BRIEF: Quote every line of the material beneath this one.

(Dataset excerpt)
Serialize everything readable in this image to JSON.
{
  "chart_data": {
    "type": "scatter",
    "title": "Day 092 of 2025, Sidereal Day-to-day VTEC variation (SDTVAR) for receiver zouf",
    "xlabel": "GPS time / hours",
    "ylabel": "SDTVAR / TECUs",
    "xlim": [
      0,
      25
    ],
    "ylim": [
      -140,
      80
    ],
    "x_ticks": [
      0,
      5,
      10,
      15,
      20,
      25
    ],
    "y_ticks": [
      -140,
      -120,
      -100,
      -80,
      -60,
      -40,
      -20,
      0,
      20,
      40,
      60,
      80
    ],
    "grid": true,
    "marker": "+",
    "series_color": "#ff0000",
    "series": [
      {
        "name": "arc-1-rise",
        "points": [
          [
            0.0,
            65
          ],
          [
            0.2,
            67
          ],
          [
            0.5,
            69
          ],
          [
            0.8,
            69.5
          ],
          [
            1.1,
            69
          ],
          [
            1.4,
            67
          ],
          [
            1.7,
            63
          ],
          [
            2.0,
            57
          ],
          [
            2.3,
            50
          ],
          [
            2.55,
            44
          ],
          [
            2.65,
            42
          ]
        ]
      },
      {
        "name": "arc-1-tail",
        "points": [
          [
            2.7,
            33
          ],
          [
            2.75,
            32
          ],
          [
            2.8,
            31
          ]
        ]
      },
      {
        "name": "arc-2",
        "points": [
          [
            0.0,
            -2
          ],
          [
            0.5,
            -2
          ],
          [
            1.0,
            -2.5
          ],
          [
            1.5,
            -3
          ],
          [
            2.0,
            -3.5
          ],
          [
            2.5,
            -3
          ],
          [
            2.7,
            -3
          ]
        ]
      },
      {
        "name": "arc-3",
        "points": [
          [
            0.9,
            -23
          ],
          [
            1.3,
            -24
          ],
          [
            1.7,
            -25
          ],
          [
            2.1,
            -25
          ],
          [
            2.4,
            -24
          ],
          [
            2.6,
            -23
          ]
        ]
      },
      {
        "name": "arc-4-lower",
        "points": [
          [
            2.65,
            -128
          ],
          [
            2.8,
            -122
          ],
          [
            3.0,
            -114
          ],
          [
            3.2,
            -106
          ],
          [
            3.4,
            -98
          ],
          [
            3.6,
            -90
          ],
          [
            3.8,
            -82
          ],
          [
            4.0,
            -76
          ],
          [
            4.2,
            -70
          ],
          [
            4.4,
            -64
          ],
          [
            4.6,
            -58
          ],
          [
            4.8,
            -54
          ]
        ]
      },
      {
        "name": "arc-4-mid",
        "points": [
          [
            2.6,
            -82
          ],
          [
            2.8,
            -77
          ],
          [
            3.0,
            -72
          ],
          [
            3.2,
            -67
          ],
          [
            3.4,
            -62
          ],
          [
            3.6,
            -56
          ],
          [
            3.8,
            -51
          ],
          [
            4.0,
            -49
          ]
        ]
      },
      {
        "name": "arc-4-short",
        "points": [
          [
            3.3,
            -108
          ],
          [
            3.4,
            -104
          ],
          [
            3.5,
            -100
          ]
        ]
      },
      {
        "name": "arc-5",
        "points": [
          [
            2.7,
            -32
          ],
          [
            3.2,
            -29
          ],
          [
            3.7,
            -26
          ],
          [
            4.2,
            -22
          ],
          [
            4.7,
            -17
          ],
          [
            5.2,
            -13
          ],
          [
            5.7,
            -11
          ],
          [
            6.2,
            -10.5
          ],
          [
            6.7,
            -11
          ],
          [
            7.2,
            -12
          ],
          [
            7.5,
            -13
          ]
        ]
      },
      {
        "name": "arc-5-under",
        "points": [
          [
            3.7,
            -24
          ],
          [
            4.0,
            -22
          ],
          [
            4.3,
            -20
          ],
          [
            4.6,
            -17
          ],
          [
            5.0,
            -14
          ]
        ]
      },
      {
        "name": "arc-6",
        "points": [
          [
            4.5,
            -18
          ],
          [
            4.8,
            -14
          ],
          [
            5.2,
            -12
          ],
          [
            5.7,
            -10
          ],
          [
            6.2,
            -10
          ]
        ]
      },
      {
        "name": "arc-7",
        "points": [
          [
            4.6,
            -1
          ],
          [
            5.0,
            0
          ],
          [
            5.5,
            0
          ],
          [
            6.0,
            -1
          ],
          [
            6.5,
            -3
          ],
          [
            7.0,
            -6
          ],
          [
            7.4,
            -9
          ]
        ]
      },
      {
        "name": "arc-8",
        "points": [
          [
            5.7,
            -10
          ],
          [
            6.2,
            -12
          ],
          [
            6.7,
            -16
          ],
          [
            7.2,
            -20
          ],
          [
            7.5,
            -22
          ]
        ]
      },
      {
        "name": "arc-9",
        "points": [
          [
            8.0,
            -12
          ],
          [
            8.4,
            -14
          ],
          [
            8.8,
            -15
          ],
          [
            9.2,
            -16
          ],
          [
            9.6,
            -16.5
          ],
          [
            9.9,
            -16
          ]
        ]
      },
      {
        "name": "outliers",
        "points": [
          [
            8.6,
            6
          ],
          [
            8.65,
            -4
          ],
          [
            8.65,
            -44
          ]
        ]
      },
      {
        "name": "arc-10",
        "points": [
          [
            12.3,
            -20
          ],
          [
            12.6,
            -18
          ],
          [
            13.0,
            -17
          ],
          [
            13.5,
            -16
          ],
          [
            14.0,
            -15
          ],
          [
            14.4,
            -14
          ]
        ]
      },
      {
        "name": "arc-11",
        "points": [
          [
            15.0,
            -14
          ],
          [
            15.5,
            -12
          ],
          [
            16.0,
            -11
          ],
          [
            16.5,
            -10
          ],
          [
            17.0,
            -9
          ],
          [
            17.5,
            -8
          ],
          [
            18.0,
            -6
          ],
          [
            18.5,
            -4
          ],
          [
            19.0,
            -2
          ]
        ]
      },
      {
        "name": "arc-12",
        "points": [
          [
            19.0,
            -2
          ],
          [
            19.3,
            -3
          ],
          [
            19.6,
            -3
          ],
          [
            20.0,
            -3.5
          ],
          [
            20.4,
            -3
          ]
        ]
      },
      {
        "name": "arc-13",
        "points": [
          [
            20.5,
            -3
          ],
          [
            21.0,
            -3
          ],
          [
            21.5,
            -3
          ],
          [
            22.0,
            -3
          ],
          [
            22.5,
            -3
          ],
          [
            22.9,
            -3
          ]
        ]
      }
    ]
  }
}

THE REPLY:
Serialize everything readable in this image to JSON.
{
  "chart_data": {
    "type": "scatter",
    "title": "Day 092 of 2025, Sidereal Day-to-day VTEC variation (SDTVAR) for receiver zouf",
    "xlabel": "GPS time / hours",
    "ylabel": "SDTVAR / TECUs",
    "xlim": [
      0,
      25
    ],
    "ylim": [
      -140,
      80
    ],
    "x_ticks": [
      0,
      5,
      10,
      15,
      20,
      25
    ],
    "y_ticks": [
      -140,
      -120,
      -100,
      -80,
      -60,
      -40,
      -20,
      0,
      20,
      40,
      60,
      80
    ],
    "grid": true,
    "marker": "+",
    "series_color": "#ff0000",
    "series": [
      {
        "name": "arc-1-rise",
        "points": [
          [
            0.0,
            65
          ],
          [
            0.2,
            67
          ],
          [
            0.5,
            69
          ],
          [
            0.8,
            69.5
          ],
          [
            1.1,
            69
          ],
          [
            1.4,
            67
          ],
          [
            1.7,
            63
          ],
          [
            2.0,
            57
          ],
          [
            2.3,
            50
          ],
          [
            2.55,
            44
          ],
          [
            2.65,
            42
          ]
        ]
      },
      {
        "name": "arc-1-tail",
        "points": [
          [
            2.7,
            33
          ],
          [
            2.75,
            32
          ],
          [
            2.8,
            31
          ]
        ]
      },
      {
        "name": "arc-2",
        "points": [
          [
            0.0,
            -2
          ],
          [
            0.5,
            -2
          ],
          [
            1.0,
            -2.5
          ],
          [
            1.5,
            -3
          ],
          [
            2.0,
            -3.5
          ],
          [
            2.5,
            -3
          ],
          [
            2.7,
            -3
          ]
        ]
      },
      {
        "name": "arc-3",
        "points": [
          [
            0.9,
            -23
          ],
          [
            1.3,
            -24
          ],
          [
            1.7,
            -25
          ],
          [
            2.1,
            -25
          ],
          [
            2.4,
            -24
          ],
          [
            2.6,
            -23
          ]
        ]
      },
      {
        "name": "arc-4-lower",
        "points": [
          [
            2.65,
            -128
          ],
          [
            2.8,
            -122
          ],
          [
            3.0,
            -114
          ],
          [
            3.2,
            -106
          ],
          [
            3.4,
            -98
          ],
          [
            3.6,
            -90
          ],
          [
            3.8,
            -82
          ],
          [
            4.0,
            -76
          ],
          [
            4.2,
            -70
          ],
          [
            4.4,
            -64
          ],
          [
            4.6,
            -58
          ],
          [
            4.8,
            -54
          ]
        ]
      },
      {
        "name": "arc-4-mid",
        "points": [
          [
            2.6,
            -82
          ],
          [
            2.8,
            -77
          ],
          [
            3.0,
            -72
          ],
          [
            3.2,
            -67
          ],
          [
            3.4,
            -62
          ],
          [
            3.6,
            -56
          ],
          [
            3.8,
            -51
          ],
          [
            4.0,
            -49
          ]
        ]
      },
      {
        "name": "arc-4-short",
        "points": [
          [
            3.3,
            -108
          ],
          [
            3.4,
            -104
          ],
          [
            3.5,
            -100
          ]
        ]
      },
      {
        "name": "arc-5",
        "points": [
          [
            2.7,
            -32
          ],
          [
            3.2,
            -29
          ],
          [
            3.7,
            -26
          ],
          [
            4.2,
            -22
          ],
          [
            4.7,
            -17
          ],
          [
            5.2,
            -13
          ],
          [
            5.7,
            -11
          ],
          [
            6.2,
            -10.5
          ],
          [
            6.7,
            -11
          ],
          [
            7.2,
            -12
          ],
          [
            7.5,
            -13
          ]
        ]
      },
      {
        "name": "arc-5-under",
        "points": [
          [
            3.7,
            -24
          ],
          [
            4.0,
            -22
          ],
          [
            4.3,
            -20
          ],
          [
            4.6,
            -17
          ],
          [
            5.0,
            -14
          ]
        ]
      },
      {
        "name": "arc-6",
        "points": [
          [
            4.5,
            -18
          ],
          [
            4.8,
            -14
          ],
          [
            5.2,
            -12
          ],
          [
            5.7,
            -10
          ],
          [
            6.2,
            -10
          ]
        ]
      },
      {
        "name": "arc-7",
        "points": [
          [
            4.6,
            -1
          ],
          [
            5.0,
            0
          ],
          [
            5.5,
            0
          ],
          [
            6.0,
            -1
          ],
          [
            6.5,
            -3
          ],
          [
            7.0,
            -6
          ],
          [
            7.4,
            -9
          ]
        ]
      },
      {
        "name": "arc-8",
        "points": [
          [
            5.7,
            -10
          ],
          [
            6.2,
            -12
          ],
          [
            6.7,
            -16
          ],
          [
            7.2,
            -20
          ],
          [
            7.5,
            -22
          ]
        ]
      },
      {
        "name": "arc-9",
        "points": [
          [
            8.0,
            -12
          ],
          [
            8.4,
            -14
          ],
          [
            8.8,
            -15
          ],
          [
            9.2,
            -16
          ],
          [
            9.6,
            -16.5
          ],
          [
            9.9,
            -16
          ]
        ]
      },
      {
        "name": "outliers",
        "points": [
          [
            8.6,
            6
          ],
          [
            8.65,
            -4
          ],
          [
            8.65,
            -44
          ]
        ]
      },
      {
        "name": "arc-10",
        "points": [
          [
            12.3,
            -20
          ],
          [
            12.6,
            -18
          ],
          [
            13.0,
            -17
          ],
          [
            13.5,
            -16
          ],
          [
            14.0,
            -15
          ],
          [
            14.4,
            -14
          ]
        ]
      },
      {
        "name": "arc-11",
        "points": [
          [
            15.0,
            -14
          ],
          [
            15.5,
            -12
          ],
          [
            16.0,
            -11
          ],
          [
            16.5,
            -10
          ],
          [
            17.0,
            -9
          ],
          [
            17.5,
            -8
          ],
          [
            18.0,
            -6
          ],
          [
            18.5,
            -4
          ],
          [
            19.0,
            -2
          ]
        ]
      },
      {
        "name": "arc-12",
        "points": [
          [
            19.0,
            -2
          ],
          [
            19.3,
            -3
          ],
          [
            19.6,
            -3
          ],
          [
            20.0,
            -3.5
          ],
          [
            20.4,
            -3
          ]
        ]
      },
      {
        "name": "arc-13",
        "points": [
          [
            20.5,
            -3
          ],
          [
            21.0,
            -3
          ],
          [
            21.5,
            -3
          ],
          [
            22.0,
            -3
          ],
          [
            22.5,
            -3
          ],
          [
            22.9,
            -3
          ]
        ]
      }
    ]
  }
}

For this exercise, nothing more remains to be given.